── Data for this task

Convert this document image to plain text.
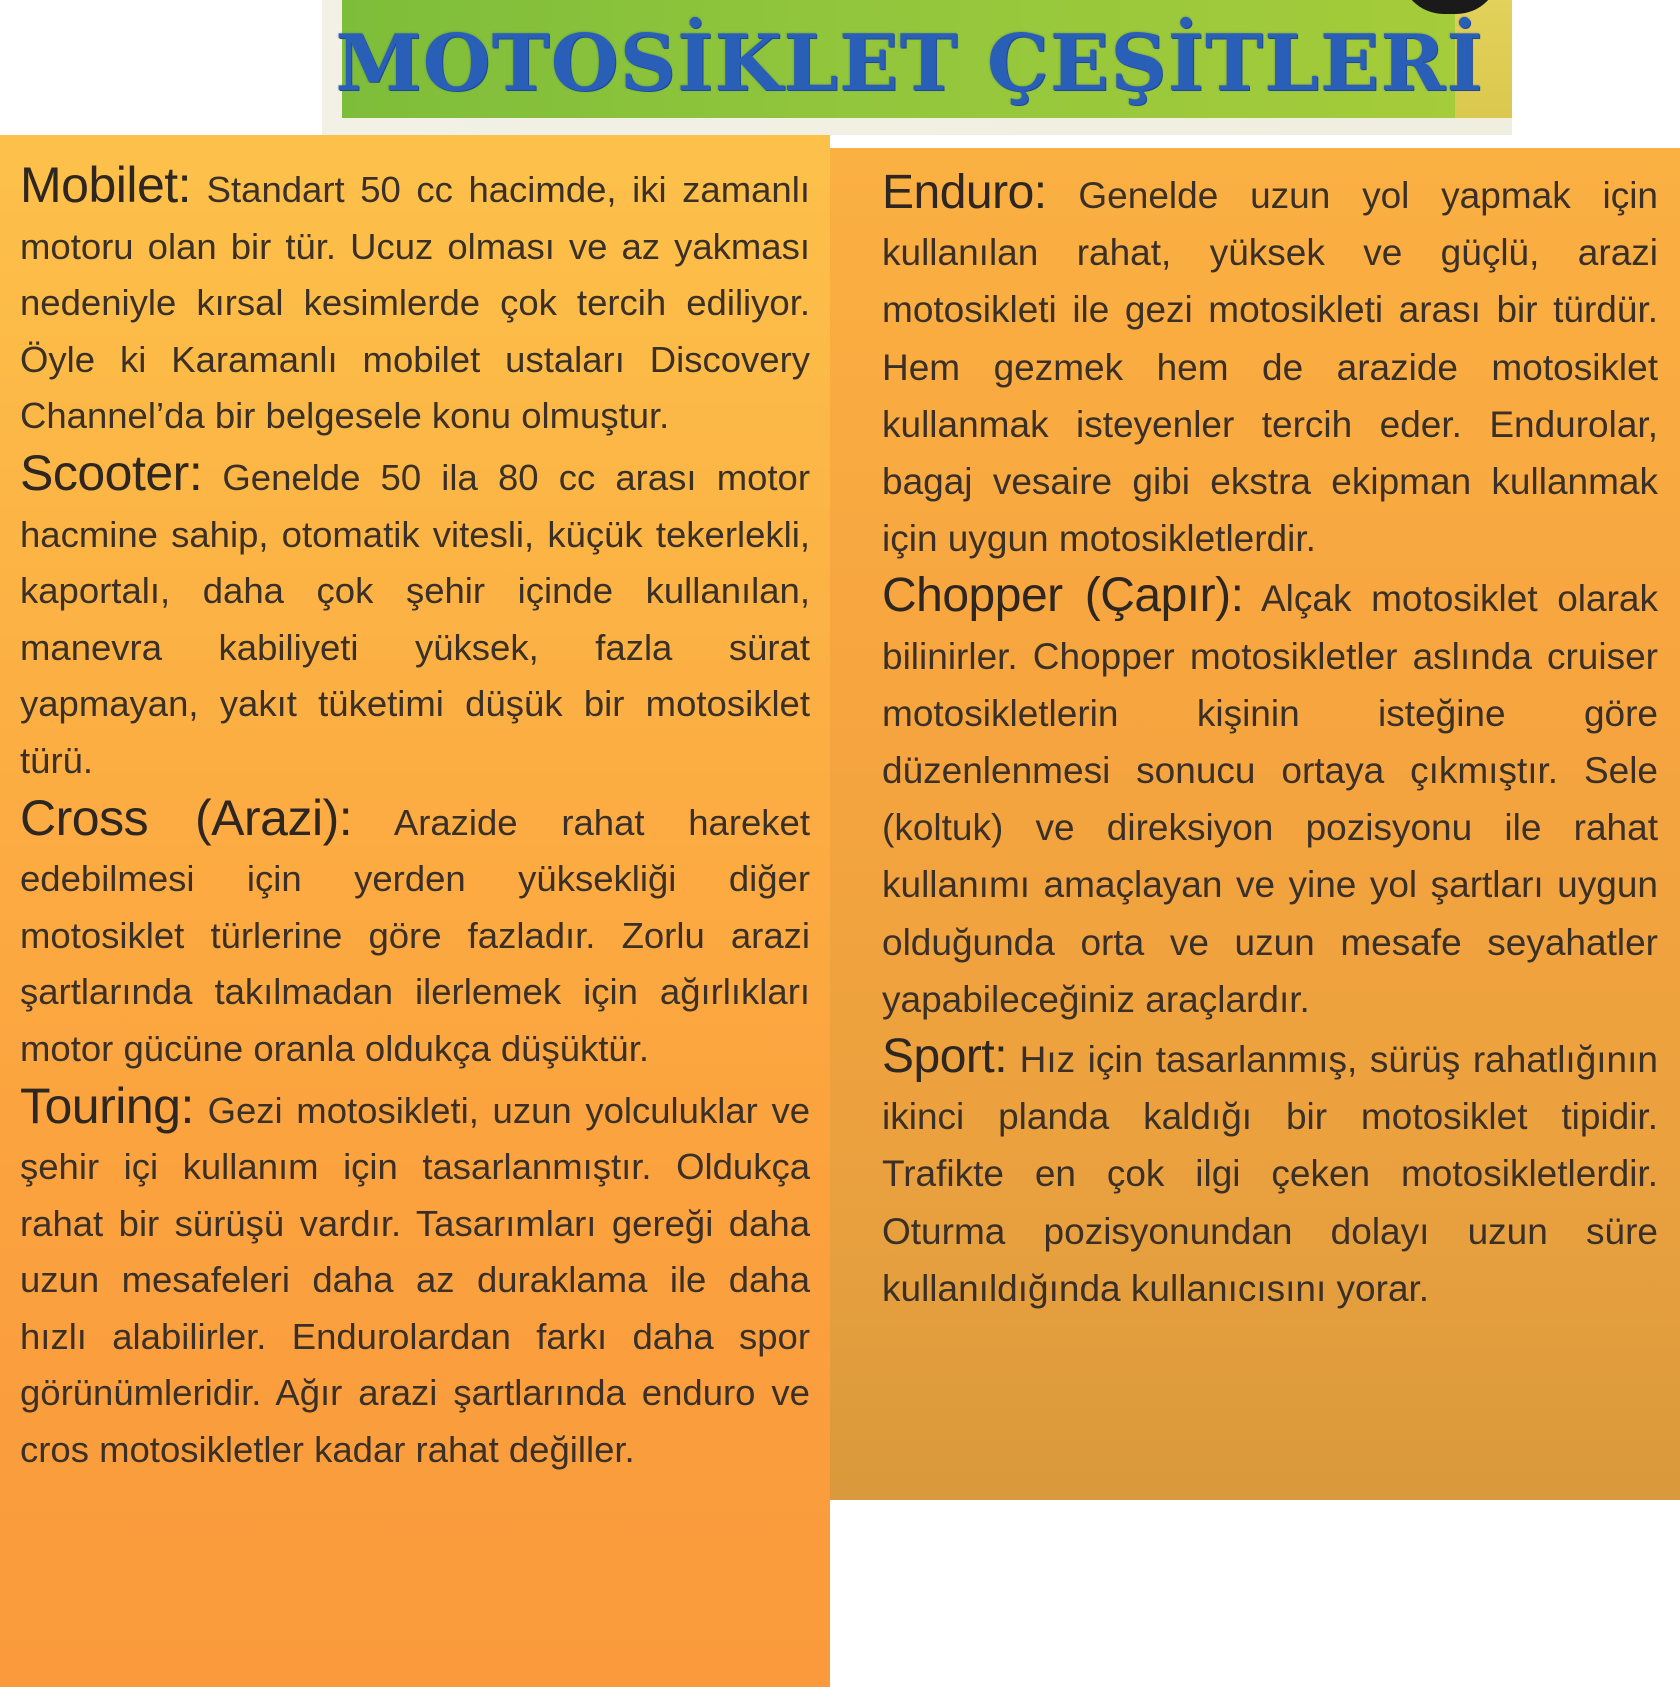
MOTOSİKLET ÇEŞİTLERİ

Mobilet: Standart 50 cc hacimde, iki zamanlı motoru olan bir tür. Ucuz olması ve az yakması nedeniyle kırsal kesimlerde çok tercih ediliyor. Öyle ki Karamanlı mobilet ustaları Discovery Channel’da bir belgesele konu olmuştur.

Scooter: Genelde 50 ila 80 cc arası motor hacmine sahip, otomatik vitesli, küçük tekerlekli, kaportalı, daha çok şehir içinde kullanılan, manevra kabiliyeti yüksek, fazla sürat yapmayan, yakıt tüketimi düşük bir motosiklet türü.

Cross (Arazi): Arazide rahat hareket edebilmesi için yerden yüksekliği diğer motosiklet türlerine göre fazladır. Zorlu arazi şartlarında takılmadan ilerlemek için ağırlıkları motor gücüne oranla oldukça düşüktür.

Touring: Gezi motosikleti, uzun yolculuklar ve şehir içi kullanım için tasarlanmıştır. Oldukça rahat bir sürüşü vardır. Tasarımları gereği daha uzun mesafeleri daha az duraklama ile daha hızlı alabilirler. Endurolardan farkı daha spor görünümleridir. Ağır arazi şartlarında enduro ve cros motosikletler kadar rahat değiller.

Enduro: Genelde uzun yol yapmak için kullanılan rahat, yüksek ve güçlü, arazi motosikleti ile gezi motosikleti arası bir türdür. Hem gezmek hem de arazide motosiklet kullanmak isteyenler tercih eder. Endurolar, bagaj vesaire gibi ekstra ekipman kullanmak için uygun motosikletlerdir.

Chopper (Çapır): Alçak motosiklet olarak bilinirler. Chopper motosikletler aslında cruiser motosikletlerin kişinin isteğine göre düzenlenmesi sonucu ortaya çıkmıştır. Sele (koltuk) ve direksiyon pozisyonu ile rahat kullanımı amaçlayan ve yine yol şartları uygun olduğunda orta ve uzun mesafe seyahatler yapabileceğiniz araçlardır.

Sport: Hız için tasarlanmış, sürüş rahatlığının ikinci planda kaldığı bir motosiklet tipidir. Trafikte en çok ilgi çeken motosikletlerdir. Oturma pozisyonundan dolayı uzun süre kullanıldığında kullanıcısını yorar.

────

■ Work instructions
Return each line exactly as written. Any picture gets left out.

■ Answer for this exercise
Convert this document image to plain text.
MOTOSİKLET ÇEŞİTLERİ

Mobilet: Standart 50 cc hacimde, iki zamanlı motoru olan bir tür. Ucuz olması ve az yakması nedeniyle kırsal kesimlerde çok tercih ediliyor. Öyle ki Karamanlı mobilet ustaları Discovery Channel’da bir belgesele konu olmuştur.

Scooter: Genelde 50 ila 80 cc arası motor hacmine sahip, otomatik vitesli, küçük tekerlekli, kaportalı, daha çok şehir içinde kullanılan, manevra kabiliyeti yüksek, fazla sürat yapmayan, yakıt tüketimi düşük bir motosiklet türü.

Cross (Arazi): Arazide rahat hareket edebilmesi için yerden yüksekliği diğer motosiklet türlerine göre fazladır. Zorlu arazi şartlarında takılmadan ilerlemek için ağırlıkları motor gücüne oranla oldukça düşüktür.

Touring: Gezi motosikleti, uzun yolculuklar ve şehir içi kullanım için tasarlanmıştır. Oldukça rahat bir sürüşü vardır. Tasarımları gereği daha uzun mesafeleri daha az duraklama ile daha hızlı alabilirler. Endurolardan farkı daha spor görünümleridir. Ağır arazi şartlarında enduro ve cros motosikletler kadar rahat değiller.

Enduro: Genelde uzun yol yapmak için kullanılan rahat, yüksek ve güçlü, arazi motosikleti ile gezi motosikleti arası bir türdür. Hem gezmek hem de arazide motosiklet kullanmak isteyenler tercih eder. Endurolar, bagaj vesaire gibi ekstra ekipman kullanmak için uygun motosikletlerdir.

Chopper (Çapır): Alçak motosiklet olarak bilinirler. Chopper motosikletler aslında cruiser motosikletlerin kişinin isteğine göre düzenlenmesi sonucu ortaya çıkmıştır. Sele (koltuk) ve direksiyon pozisyonu ile rahat kullanımı amaçlayan ve yine yol şartları uygun olduğunda orta ve uzun mesafe seyahatler yapabileceğiniz araçlardır.

Sport: Hız için tasarlanmış, sürüş rahatlığının ikinci planda kaldığı bir motosiklet tipidir. Trafikte en çok ilgi çeken motosikletlerdir. Oturma pozisyonundan dolayı uzun süre kullanıldığında kullanıcısını yorar.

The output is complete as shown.